- 选段 -
......

1335D - Anti-Sudoku

// Problem: D. Anti-Sudoku
// Contest: Codeforces - Codeforces Round #634 (Div. 3)
// URL: https://codeforces.com/problemset/problem/1335/D
// Memory Limit: 256 MB
// Time Limit: 2000 ms
// 2022-03-02 13:54:04
// 
// Powered by CP Editor (https://cpeditor.org)

#include<bits/stdc++.h>
using namespace std;

#define rep(i,l,r) for(int i=(l);i<=(r);i++)
#define per(i,l,r) for(int i=(l);i>=(r);i--)
#define ll long long
#define pii pair<int, int>
#define mset(s,t) memset(s,t,sizeof(t))
#define mcpy(s,t) memcpy(s,t,sizeof(t))
#define fi first
#define se second
#define pb push_back
#define all(x) (x).begin(),(x).end()
#define SZ(x) ((int)(x).size())
#define mp make_pair

const ll mod = 1e9 + 7;

inline ll qmi (ll a, ll b) {
    ll ans = 1;
    while (b) {
        if (b & 1) ans = ans * a%mod;
        a = a * a %mod;
        b >>= 1;
    }
    return ans;
}
inline int read () {
    int x = 0, f = 0;
    char ch = getchar();
    while (!isdigit(ch)) f |= (ch=='-'),ch= getchar();
    while (isdigit(ch)) x = x * 10 + ch - '0', ch = getchar();
    return f?-x:x;
}
template<typename T> void print(T x) {
    if (x < 0) putchar('-'), x = -x;
    if (x >= 10) print(x/10);
    putchar(x % 10 + '0');
}
inline ll sub (ll a, ll b) {
    return ((a - b ) %mod + mod) %mod;
}
inline ll add (ll a, ll b) {
    return (a + b) %mod;
}
inline ll inv (ll a) {
    return qmi(a, mod - 2);
}


void solve() {
    for (int i = 0; i < 9; i ++) {
        string s;
        cin >> s;
        for (auto & t : s) if (t == '2') t = '1';
        cout << s << endl;
    }
}
int main () {
    int t;
    t =1;
    cin >> t;
    while (t --) solve();
    return 0;
}

把所有2换成1就行了。因为本身给定的是一个解。满足原始数独的要求。把所有2换成 1，易得题目的要求

......

- 任务目标 1 -
请原样输出记录行，从记录行的第一行起，到包含“- y-tick-label-3: 75: [56, 263, 73, 278]”的那一行为止，首尾两行都包括在内。

......

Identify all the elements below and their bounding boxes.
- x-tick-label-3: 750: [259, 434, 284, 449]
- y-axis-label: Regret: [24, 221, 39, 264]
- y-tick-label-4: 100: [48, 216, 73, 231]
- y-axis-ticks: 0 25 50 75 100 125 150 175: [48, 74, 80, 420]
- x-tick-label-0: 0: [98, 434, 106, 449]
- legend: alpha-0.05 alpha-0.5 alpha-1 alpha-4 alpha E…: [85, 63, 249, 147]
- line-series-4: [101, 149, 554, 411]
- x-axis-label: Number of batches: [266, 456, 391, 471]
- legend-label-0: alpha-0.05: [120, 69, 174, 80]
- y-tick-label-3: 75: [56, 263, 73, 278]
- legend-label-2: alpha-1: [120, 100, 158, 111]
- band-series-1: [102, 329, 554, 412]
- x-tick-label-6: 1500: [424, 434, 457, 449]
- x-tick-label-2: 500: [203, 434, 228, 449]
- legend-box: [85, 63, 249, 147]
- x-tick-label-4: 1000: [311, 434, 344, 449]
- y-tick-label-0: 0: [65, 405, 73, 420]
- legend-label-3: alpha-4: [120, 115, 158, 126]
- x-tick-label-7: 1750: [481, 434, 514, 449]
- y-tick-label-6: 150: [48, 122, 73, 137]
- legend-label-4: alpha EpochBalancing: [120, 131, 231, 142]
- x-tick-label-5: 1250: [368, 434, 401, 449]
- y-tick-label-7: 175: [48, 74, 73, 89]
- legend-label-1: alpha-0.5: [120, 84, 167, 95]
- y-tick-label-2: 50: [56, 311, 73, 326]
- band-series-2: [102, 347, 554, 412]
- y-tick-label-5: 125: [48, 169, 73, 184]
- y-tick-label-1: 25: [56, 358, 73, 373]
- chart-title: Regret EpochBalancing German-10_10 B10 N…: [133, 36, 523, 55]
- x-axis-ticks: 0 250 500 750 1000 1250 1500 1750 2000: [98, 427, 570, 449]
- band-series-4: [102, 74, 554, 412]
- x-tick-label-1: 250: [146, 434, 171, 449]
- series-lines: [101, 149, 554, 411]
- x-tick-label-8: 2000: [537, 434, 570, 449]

......

- 任务目标 2 -
返回 Anti-Sudoku 题解中从“#define ll long”到“#define SZ(x) ((int)(x).size())”的原文，不作任何改动。

- 完整解答 1 -
Identify all the elements below and their bounding boxes.
- x-tick-label-3: 750: [259, 434, 284, 449]
- y-axis-label: Regret: [24, 221, 39, 264]
- y-tick-label-4: 100: [48, 216, 73, 231]
- y-axis-ticks: 0 25 50 75 100 125 150 175: [48, 74, 80, 420]
- x-tick-label-0: 0: [98, 434, 106, 449]
- legend: alpha-0.05 alpha-0.5 alpha-1 alpha-4 alpha E…: [85, 63, 249, 147]
- line-series-4: [101, 149, 554, 411]
- x-axis-label: Number of batches: [266, 456, 391, 471]
- legend-label-0: alpha-0.05: [120, 69, 174, 80]
- y-tick-label-3: 75: [56, 263, 73, 278]

- 完整解答 2 -
#define ll long long
#define pii pair<int, int>
#define mset(s,t) memset(s,t,sizeof(t))
#define mcpy(s,t) memcpy(s,t,sizeof(t))
#define fi first
#define se second
#define pb push_back
#define all(x) (x).begin(),(x).end()
#define SZ(x) ((int)(x).size())